Task statement:
Return each line that holds the word "Swap".

* start Information supplied *

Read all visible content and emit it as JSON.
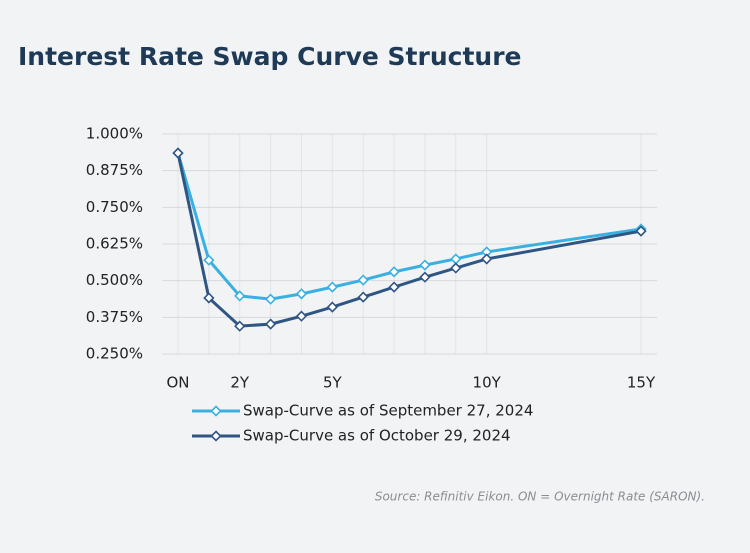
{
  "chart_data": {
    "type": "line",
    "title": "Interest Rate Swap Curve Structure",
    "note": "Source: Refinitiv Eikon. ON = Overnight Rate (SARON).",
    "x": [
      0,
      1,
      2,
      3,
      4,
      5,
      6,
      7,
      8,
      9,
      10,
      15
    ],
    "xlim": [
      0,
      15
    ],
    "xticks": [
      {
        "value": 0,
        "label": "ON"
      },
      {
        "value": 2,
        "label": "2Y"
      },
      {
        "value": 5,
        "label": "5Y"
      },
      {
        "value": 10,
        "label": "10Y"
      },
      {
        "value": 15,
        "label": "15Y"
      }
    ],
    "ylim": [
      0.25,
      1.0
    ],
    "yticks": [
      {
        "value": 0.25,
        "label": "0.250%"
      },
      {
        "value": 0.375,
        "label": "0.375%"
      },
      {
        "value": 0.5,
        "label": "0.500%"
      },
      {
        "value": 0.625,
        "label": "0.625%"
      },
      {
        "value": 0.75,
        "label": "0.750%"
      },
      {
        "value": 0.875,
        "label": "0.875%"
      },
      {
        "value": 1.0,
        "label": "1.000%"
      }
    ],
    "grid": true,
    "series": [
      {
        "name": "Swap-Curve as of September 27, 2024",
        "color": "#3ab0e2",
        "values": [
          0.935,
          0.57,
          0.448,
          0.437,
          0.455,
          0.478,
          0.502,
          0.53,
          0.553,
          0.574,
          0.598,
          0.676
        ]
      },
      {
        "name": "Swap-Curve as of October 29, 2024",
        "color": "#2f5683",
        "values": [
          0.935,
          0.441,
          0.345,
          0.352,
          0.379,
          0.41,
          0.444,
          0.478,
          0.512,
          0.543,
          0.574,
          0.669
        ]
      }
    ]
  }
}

* end Information supplied *
* start Information supplied *

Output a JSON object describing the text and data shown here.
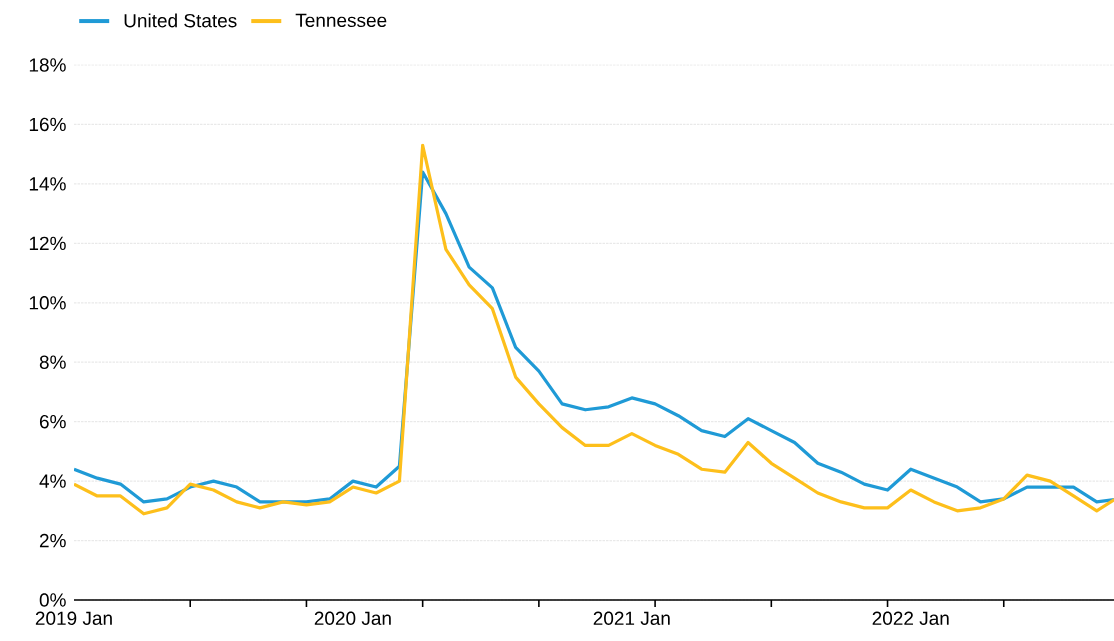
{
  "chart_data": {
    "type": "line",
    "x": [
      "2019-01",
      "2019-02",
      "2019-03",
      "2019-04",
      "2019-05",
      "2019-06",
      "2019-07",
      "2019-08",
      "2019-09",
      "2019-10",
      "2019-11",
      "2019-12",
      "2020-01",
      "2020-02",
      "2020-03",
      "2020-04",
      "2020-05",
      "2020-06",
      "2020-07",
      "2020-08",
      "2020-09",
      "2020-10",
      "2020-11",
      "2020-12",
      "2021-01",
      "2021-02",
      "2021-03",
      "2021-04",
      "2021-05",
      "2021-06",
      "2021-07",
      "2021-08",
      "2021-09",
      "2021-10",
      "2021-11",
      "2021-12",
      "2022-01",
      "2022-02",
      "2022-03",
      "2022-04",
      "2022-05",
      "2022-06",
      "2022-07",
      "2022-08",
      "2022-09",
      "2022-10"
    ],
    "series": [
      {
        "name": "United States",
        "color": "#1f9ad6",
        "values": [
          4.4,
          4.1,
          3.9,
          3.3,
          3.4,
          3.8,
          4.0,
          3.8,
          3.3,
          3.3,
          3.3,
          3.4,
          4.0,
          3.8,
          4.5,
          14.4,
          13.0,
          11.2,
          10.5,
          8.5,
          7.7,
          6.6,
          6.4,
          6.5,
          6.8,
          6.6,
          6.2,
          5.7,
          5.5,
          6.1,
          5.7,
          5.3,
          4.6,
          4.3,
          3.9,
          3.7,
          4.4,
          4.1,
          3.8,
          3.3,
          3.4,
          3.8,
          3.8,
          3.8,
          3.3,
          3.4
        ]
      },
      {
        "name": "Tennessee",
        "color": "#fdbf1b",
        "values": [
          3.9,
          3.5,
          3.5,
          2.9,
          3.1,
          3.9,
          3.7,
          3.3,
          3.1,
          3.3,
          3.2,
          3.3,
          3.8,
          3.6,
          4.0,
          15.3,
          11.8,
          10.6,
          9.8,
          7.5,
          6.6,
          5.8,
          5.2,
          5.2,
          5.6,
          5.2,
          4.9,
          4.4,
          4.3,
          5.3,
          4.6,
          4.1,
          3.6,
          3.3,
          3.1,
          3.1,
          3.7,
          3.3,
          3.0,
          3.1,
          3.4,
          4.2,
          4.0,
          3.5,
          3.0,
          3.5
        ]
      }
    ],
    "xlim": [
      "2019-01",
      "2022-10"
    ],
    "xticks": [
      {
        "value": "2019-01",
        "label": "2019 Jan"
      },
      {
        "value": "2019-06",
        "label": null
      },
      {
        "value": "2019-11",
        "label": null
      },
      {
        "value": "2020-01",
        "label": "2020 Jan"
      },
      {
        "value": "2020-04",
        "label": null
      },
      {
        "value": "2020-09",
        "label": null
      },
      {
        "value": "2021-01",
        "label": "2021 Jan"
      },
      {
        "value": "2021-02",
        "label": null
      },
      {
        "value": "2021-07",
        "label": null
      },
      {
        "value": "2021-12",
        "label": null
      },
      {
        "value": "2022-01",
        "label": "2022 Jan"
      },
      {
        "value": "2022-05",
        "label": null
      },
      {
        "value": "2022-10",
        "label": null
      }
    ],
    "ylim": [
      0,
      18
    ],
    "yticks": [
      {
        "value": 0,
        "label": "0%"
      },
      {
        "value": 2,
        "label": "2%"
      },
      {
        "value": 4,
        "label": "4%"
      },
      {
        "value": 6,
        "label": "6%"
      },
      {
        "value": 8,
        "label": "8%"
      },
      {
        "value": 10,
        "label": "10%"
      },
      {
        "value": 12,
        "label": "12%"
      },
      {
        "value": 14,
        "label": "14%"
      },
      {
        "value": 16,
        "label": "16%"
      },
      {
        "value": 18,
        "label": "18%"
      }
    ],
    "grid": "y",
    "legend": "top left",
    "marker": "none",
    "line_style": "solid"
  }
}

* end Information supplied *
* start Information supplied *

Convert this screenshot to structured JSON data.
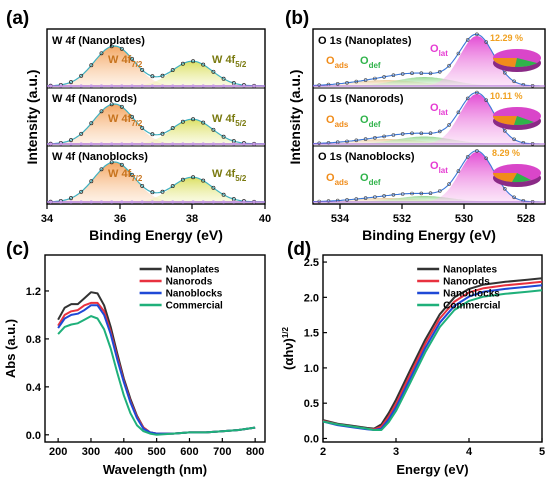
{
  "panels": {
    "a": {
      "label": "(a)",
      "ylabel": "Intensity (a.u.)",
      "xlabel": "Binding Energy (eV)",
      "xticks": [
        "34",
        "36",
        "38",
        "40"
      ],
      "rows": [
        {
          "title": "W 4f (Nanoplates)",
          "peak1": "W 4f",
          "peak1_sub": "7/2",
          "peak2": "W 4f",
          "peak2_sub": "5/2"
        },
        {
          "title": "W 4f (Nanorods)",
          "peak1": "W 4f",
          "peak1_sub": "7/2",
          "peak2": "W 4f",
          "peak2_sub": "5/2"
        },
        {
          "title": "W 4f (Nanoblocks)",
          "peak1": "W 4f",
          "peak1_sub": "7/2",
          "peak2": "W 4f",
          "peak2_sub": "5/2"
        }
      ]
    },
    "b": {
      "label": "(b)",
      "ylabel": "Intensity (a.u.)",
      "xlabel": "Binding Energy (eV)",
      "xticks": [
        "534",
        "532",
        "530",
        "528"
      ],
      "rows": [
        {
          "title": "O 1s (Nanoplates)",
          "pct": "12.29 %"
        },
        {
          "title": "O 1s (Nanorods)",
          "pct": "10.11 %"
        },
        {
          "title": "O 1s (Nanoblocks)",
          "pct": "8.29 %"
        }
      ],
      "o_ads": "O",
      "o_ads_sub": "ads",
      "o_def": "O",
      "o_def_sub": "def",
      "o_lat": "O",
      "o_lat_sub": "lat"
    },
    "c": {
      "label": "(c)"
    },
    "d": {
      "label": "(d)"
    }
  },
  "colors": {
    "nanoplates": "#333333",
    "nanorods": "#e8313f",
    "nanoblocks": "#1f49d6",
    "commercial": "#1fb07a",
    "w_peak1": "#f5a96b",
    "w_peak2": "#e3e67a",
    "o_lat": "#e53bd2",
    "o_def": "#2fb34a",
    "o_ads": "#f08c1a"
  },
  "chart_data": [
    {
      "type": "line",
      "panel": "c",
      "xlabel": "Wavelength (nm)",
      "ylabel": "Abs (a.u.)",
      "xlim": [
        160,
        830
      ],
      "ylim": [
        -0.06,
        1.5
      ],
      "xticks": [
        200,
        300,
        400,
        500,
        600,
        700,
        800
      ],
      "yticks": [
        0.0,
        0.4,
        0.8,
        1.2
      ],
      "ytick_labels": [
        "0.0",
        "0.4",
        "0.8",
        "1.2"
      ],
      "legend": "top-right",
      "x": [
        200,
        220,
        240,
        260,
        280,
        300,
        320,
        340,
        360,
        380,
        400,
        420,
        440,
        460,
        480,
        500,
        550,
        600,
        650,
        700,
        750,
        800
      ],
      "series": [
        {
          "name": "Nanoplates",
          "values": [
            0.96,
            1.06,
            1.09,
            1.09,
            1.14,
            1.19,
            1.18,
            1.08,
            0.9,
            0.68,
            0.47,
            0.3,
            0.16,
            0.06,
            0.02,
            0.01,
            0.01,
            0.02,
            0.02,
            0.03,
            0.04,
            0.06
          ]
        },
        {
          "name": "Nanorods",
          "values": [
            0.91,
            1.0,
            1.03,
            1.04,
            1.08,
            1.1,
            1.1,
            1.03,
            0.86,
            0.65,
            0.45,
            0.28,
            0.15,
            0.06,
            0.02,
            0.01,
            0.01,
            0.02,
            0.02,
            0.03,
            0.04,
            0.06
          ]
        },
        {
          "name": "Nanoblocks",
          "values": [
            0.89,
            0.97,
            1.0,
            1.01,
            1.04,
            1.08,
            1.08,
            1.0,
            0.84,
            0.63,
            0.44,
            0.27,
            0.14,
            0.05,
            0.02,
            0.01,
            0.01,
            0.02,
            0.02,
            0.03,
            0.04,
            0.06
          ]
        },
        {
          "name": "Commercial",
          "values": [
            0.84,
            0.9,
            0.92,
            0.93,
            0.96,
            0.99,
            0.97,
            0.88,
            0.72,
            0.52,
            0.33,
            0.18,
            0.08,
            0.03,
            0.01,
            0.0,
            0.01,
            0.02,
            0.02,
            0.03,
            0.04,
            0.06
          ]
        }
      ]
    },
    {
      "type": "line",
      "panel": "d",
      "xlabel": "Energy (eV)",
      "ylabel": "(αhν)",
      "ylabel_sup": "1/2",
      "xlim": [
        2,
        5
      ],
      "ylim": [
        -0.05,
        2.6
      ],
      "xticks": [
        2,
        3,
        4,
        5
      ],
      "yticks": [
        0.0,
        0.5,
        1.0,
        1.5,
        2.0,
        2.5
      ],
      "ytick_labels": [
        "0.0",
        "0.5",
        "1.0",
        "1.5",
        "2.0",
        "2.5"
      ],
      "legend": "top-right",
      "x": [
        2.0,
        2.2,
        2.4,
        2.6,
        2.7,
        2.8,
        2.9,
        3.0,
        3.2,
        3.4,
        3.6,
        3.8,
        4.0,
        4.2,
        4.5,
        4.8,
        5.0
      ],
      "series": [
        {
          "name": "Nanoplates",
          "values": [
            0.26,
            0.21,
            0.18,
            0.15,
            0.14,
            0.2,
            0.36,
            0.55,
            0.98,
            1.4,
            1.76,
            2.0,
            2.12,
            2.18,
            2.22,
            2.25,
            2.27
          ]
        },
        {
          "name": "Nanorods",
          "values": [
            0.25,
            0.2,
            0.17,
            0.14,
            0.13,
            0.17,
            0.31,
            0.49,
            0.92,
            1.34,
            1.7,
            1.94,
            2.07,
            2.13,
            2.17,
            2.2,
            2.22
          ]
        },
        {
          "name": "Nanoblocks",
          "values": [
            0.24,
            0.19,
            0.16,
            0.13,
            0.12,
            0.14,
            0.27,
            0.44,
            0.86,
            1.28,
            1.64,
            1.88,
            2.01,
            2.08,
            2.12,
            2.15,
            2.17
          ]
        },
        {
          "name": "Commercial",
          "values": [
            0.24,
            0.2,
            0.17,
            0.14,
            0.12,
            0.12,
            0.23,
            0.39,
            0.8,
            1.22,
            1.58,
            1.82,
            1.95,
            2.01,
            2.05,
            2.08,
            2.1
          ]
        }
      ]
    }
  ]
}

* end Information supplied *

Result for this task:
    "title": "Interest Rate Swap Curve Structure",
        "name": "Swap-Curve as of September 27, 2024",
        "name": "Swap-Curve as of October 29, 2024",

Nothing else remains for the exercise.